● WORK TO DO: Reproduce these lines verbatim, each one exactly as it appears.

-------- DATASET EXTRACT --------

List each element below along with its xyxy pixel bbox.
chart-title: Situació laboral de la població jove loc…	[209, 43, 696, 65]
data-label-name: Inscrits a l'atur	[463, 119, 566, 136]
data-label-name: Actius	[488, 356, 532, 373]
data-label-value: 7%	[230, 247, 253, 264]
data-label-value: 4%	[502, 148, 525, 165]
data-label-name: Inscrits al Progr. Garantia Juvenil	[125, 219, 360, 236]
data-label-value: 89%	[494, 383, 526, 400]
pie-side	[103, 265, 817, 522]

--------

● EXPECTED ANSWER:
List each element below along with its xyxy pixel bbox.
chart-title: Situació laboral de la població jove loc…	[209, 43, 696, 65]
data-label-name: Inscrits a l'atur	[463, 119, 566, 136]
data-label-name: Actius	[488, 356, 532, 373]
data-label-value: 7%	[230, 247, 253, 264]
data-label-value: 4%	[502, 148, 525, 165]
data-label-name: Inscrits al Progr. Garantia Juvenil	[125, 219, 360, 236]
data-label-value: 89%	[494, 383, 526, 400]
pie-side	[103, 265, 817, 522]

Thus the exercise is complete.